___ Input material ___
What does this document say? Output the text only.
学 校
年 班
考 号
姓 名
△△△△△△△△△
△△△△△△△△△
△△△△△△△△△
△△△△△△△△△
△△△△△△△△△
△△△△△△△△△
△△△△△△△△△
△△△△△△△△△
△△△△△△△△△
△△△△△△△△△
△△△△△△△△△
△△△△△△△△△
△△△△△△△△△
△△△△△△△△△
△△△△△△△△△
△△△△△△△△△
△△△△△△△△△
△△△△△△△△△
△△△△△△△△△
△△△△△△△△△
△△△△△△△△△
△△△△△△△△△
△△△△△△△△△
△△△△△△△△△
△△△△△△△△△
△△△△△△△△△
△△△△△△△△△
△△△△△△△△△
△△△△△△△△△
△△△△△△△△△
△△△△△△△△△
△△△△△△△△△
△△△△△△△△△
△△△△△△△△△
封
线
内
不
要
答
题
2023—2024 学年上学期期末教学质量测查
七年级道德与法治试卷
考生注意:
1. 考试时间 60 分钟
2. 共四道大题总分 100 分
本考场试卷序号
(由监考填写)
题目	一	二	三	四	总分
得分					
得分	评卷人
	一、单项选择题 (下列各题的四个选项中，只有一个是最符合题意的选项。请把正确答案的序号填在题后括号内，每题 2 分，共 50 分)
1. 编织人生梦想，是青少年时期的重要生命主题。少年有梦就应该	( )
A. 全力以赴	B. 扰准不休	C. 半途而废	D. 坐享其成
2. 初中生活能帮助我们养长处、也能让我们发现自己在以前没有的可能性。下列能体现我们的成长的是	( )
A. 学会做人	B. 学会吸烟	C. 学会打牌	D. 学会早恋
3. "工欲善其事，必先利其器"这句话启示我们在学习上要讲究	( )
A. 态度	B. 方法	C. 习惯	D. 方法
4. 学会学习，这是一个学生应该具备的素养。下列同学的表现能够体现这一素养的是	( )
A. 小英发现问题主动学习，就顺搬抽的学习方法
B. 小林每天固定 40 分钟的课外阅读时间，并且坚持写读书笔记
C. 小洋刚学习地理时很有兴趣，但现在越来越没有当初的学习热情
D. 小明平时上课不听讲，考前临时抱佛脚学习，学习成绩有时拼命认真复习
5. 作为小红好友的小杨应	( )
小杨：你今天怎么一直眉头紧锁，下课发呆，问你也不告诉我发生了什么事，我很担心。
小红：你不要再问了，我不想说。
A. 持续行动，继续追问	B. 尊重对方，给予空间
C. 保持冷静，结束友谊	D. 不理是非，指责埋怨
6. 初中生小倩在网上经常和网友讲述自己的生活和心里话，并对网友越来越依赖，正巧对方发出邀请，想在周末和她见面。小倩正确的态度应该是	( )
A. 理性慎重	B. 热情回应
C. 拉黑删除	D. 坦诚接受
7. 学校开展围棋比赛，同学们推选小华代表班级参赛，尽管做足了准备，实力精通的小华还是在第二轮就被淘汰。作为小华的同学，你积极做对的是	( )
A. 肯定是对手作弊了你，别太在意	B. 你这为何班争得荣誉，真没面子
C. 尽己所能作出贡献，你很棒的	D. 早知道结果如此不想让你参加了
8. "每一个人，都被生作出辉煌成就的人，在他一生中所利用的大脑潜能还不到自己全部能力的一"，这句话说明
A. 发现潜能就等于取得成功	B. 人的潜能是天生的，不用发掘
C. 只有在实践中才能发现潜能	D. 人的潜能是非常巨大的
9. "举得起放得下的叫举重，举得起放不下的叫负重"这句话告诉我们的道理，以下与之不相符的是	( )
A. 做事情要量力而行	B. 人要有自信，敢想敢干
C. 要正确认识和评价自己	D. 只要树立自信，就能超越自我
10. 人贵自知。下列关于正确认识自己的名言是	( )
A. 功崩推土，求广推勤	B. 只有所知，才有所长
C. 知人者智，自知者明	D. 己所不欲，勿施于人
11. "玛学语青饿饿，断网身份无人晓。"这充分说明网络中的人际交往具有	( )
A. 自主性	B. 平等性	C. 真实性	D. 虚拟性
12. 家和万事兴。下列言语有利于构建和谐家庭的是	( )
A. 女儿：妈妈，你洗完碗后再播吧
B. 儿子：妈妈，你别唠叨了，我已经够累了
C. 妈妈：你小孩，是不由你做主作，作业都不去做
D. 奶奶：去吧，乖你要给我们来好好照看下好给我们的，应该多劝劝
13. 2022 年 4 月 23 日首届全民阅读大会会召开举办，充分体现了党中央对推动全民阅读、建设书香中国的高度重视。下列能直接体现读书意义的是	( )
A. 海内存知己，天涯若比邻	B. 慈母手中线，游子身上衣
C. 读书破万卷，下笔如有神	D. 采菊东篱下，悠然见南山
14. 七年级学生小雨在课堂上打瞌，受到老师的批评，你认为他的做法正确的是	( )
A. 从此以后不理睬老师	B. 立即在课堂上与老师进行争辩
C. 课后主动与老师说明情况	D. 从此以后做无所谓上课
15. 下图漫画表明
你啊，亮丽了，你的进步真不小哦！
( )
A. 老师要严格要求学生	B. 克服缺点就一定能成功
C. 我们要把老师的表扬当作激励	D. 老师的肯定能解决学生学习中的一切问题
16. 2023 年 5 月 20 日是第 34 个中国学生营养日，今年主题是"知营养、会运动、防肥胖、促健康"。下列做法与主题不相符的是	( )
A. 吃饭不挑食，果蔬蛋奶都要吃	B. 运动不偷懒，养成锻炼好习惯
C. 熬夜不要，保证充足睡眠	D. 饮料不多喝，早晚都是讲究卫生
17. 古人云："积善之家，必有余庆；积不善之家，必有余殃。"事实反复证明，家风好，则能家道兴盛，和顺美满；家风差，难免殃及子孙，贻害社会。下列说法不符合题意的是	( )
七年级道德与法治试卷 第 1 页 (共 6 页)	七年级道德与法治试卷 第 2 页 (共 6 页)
___
Problem details =
Please set down the whole listing above without altering a single line.

Solution for this task =
What does this document say? Output the text only.
学 校
年 班
考 号
姓 名
△△△△△△△△△
△△△△△△△△△
△△△△△△△△△
△△△△△△△△△
△△△△△△△△△
△△△△△△△△△
△△△△△△△△△
△△△△△△△△△
△△△△△△△△△
△△△△△△△△△
△△△△△△△△△
△△△△△△△△△
△△△△△△△△△
△△△△△△△△△
△△△△△△△△△
△△△△△△△△△
△△△△△△△△△
△△△△△△△△△
△△△△△△△△△
△△△△△△△△△
△△△△△△△△△
△△△△△△△△△
△△△△△△△△△
△△△△△△△△△
△△△△△△△△△
△△△△△△△△△
△△△△△△△△△
△△△△△△△△△
△△△△△△△△△
△△△△△△△△△
△△△△△△△△△
△△△△△△△△△
△△△△△△△△△
△△△△△△△△△
封
线
内
不
要
答
题
2023—2024 学年上学期期末教学质量测查
七年级道德与法治试卷
考生注意:
1. 考试时间 60 分钟
2. 共四道大题总分 100 分
本考场试卷序号
(由监考填写)
题目	一	二	三	四	总分
得分					
得分	评卷人
	一、单项选择题 (下列各题的四个选项中，只有一个是最符合题意的选项。请把正确答案的序号填在题后括号内，每题 2 分，共 50 分)
1. 编织人生梦想，是青少年时期的重要生命主题。少年有梦就应该	( )
A. 全力以赴	B. 扰准不休	C. 半途而废	D. 坐享其成
2. 初中生活能帮助我们养长处、也能让我们发现自己在以前没有的可能性。下列能体现我们的成长的是	( )
A. 学会做人	B. 学会吸烟	C. 学会打牌	D. 学会早恋
3. "工欲善其事，必先利其器"这句话启示我们在学习上要讲究	( )
A. 态度	B. 方法	C. 习惯	D. 方法
4. 学会学习，这是一个学生应该具备的素养。下列同学的表现能够体现这一素养的是	( )
A. 小英发现问题主动学习，就顺搬抽的学习方法
B. 小林每天固定 40 分钟的课外阅读时间，并且坚持写读书笔记
C. 小洋刚学习地理时很有兴趣，但现在越来越没有当初的学习热情
D. 小明平时上课不听讲，考前临时抱佛脚学习，学习成绩有时拼命认真复习
5. 作为小红好友的小杨应	( )
小杨：你今天怎么一直眉头紧锁，下课发呆，问你也不告诉我发生了什么事，我很担心。
小红：你不要再问了，我不想说。
A. 持续行动，继续追问	B. 尊重对方，给予空间
C. 保持冷静，结束友谊	D. 不理是非，指责埋怨
6. 初中生小倩在网上经常和网友讲述自己的生活和心里话，并对网友越来越依赖，正巧对方发出邀请，想在周末和她见面。小倩正确的态度应该是	( )
A. 理性慎重	B. 热情回应
C. 拉黑删除	D. 坦诚接受
7. 学校开展围棋比赛，同学们推选小华代表班级参赛，尽管做足了准备，实力精通的小华还是在第二轮就被淘汰。作为小华的同学，你积极做对的是	( )
A. 肯定是对手作弊了你，别太在意	B. 你这为何班争得荣誉，真没面子
C. 尽己所能作出贡献，你很棒的	D. 早知道结果如此不想让你参加了
8. "每一个人，都被生作出辉煌成就的人，在他一生中所利用的大脑潜能还不到自己全部能力的一"，这句话说明
A. 发现潜能就等于取得成功	B. 人的潜能是天生的，不用发掘
C. 只有在实践中才能发现潜能	D. 人的潜能是非常巨大的
9. "举得起放得下的叫举重，举得起放不下的叫负重"这句话告诉我们的道理，以下与之不相符的是	( )
A. 做事情要量力而行	B. 人要有自信，敢想敢干
C. 要正确认识和评价自己	D. 只要树立自信，就能超越自我
10. 人贵自知。下列关于正确认识自己的名言是	( )
A. 功崩推土，求广推勤	B. 只有所知，才有所长
C. 知人者智，自知者明	D. 己所不欲，勿施于人
11. "玛学语青饿饿，断网身份无人晓。"这充分说明网络中的人际交往具有	( )
A. 自主性	B. 平等性	C. 真实性	D. 虚拟性
12. 家和万事兴。下列言语有利于构建和谐家庭的是	( )
A. 女儿：妈妈，你洗完碗后再播吧
B. 儿子：妈妈，你别唠叨了，我已经够累了
C. 妈妈：你小孩，是不由你做主作，作业都不去做
D. 奶奶：去吧，乖你要给我们来好好照看下好给我们的，应该多劝劝
13. 2022 年 4 月 23 日首届全民阅读大会会召开举办，充分体现了党中央对推动全民阅读、建设书香中国的高度重视。下列能直接体现读书意义的是	( )
A. 海内存知己，天涯若比邻	B. 慈母手中线，游子身上衣
C. 读书破万卷，下笔如有神	D. 采菊东篱下，悠然见南山
14. 七年级学生小雨在课堂上打瞌，受到老师的批评，你认为他的做法正确的是	( )
A. 从此以后不理睬老师	B. 立即在课堂上与老师进行争辩
C. 课后主动与老师说明情况	D. 从此以后做无所谓上课
15. 下图漫画表明
你啊，亮丽了，你的进步真不小哦！
( )
A. 老师要严格要求学生	B. 克服缺点就一定能成功
C. 我们要把老师的表扬当作激励	D. 老师的肯定能解决学生学习中的一切问题
16. 2023 年 5 月 20 日是第 34 个中国学生营养日，今年主题是"知营养、会运动、防肥胖、促健康"。下列做法与主题不相符的是	( )
A. 吃饭不挑食，果蔬蛋奶都要吃	B. 运动不偷懒，养成锻炼好习惯
C. 熬夜不要，保证充足睡眠	D. 饮料不多喝，早晚都是讲究卫生
17. 古人云："积善之家，必有余庆；积不善之家，必有余殃。"事实反复证明，家风好，则能家道兴盛，和顺美满；家风差，难免殃及子孙，贻害社会。下列说法不符合题意的是	( )
七年级道德与法治试卷 第 1 页 (共 6 页)	七年级道德与法治试卷 第 2 页 (共 6 页)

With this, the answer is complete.